--- Extracted entries ---
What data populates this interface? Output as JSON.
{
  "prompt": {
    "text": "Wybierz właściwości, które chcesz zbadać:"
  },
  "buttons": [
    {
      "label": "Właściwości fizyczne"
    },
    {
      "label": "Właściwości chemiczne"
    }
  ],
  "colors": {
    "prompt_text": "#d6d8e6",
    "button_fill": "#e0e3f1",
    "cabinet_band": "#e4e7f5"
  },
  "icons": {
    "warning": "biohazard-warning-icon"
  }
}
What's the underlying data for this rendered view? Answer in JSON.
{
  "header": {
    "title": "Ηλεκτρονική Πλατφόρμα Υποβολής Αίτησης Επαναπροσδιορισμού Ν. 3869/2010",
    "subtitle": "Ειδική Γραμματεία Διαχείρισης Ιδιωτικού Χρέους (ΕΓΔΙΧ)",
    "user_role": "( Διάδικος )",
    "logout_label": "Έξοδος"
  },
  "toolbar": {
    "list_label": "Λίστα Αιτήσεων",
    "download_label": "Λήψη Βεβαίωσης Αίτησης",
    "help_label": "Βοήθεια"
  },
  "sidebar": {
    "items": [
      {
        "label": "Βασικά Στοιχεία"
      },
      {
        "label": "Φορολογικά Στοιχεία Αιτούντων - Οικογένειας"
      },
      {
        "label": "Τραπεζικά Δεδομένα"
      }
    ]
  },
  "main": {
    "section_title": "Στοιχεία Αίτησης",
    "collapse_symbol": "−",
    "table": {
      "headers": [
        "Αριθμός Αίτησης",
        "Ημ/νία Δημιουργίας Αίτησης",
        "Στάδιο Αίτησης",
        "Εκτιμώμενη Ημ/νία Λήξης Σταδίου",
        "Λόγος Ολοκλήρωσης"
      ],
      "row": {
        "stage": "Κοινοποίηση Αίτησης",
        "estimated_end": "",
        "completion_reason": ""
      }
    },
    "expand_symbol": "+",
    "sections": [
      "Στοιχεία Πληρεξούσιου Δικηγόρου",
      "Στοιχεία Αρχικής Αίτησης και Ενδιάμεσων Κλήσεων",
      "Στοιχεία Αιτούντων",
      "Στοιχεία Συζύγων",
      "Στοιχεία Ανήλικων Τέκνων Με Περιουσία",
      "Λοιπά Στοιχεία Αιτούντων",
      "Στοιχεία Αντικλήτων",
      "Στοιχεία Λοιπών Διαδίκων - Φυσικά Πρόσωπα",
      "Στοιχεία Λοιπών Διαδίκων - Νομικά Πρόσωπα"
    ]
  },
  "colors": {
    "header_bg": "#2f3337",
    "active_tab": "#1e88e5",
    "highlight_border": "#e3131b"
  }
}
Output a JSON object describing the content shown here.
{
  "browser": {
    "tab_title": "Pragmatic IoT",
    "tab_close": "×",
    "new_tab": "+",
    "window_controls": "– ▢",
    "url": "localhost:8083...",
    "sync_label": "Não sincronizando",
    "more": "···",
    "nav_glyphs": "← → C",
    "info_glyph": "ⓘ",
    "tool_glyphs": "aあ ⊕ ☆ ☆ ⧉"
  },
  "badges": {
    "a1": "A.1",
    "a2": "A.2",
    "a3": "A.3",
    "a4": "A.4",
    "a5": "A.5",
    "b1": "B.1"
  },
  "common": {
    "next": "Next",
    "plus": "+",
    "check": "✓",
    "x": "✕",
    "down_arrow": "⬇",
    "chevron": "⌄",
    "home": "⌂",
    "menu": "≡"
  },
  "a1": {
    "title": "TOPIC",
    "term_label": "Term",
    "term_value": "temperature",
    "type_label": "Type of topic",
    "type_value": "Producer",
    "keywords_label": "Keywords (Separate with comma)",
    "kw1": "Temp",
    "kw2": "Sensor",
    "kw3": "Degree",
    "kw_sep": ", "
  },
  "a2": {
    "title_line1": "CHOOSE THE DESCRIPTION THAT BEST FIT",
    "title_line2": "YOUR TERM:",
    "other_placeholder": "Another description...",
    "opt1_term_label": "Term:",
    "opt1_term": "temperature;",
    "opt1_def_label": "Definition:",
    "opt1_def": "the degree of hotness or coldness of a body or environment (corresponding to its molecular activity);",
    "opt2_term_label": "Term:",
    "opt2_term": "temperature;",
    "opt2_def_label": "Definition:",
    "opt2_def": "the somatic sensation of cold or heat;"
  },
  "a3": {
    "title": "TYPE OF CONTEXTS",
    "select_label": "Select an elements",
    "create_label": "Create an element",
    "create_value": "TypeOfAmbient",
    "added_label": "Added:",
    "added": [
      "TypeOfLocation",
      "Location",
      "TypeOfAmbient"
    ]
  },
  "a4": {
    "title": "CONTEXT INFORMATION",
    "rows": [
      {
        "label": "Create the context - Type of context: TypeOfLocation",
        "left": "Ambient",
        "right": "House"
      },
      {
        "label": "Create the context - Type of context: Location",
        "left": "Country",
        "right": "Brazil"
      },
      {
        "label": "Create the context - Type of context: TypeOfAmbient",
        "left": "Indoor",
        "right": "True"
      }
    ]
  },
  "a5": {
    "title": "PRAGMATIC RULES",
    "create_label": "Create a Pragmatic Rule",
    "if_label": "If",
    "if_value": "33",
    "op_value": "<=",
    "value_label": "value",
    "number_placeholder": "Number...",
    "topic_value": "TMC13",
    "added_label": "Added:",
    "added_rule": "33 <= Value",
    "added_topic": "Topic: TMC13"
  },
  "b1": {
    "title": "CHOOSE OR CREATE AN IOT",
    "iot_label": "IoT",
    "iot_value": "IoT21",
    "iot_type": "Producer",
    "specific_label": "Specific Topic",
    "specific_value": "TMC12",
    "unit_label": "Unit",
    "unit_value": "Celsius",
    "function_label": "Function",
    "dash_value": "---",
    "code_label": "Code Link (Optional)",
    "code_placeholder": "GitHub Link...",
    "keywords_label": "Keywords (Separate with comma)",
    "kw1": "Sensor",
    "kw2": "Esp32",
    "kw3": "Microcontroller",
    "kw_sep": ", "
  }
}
---
Copy all lines of the material above where the string "Producer" occurs.

    "type_value": "Producer",
    "iot_type": "Producer",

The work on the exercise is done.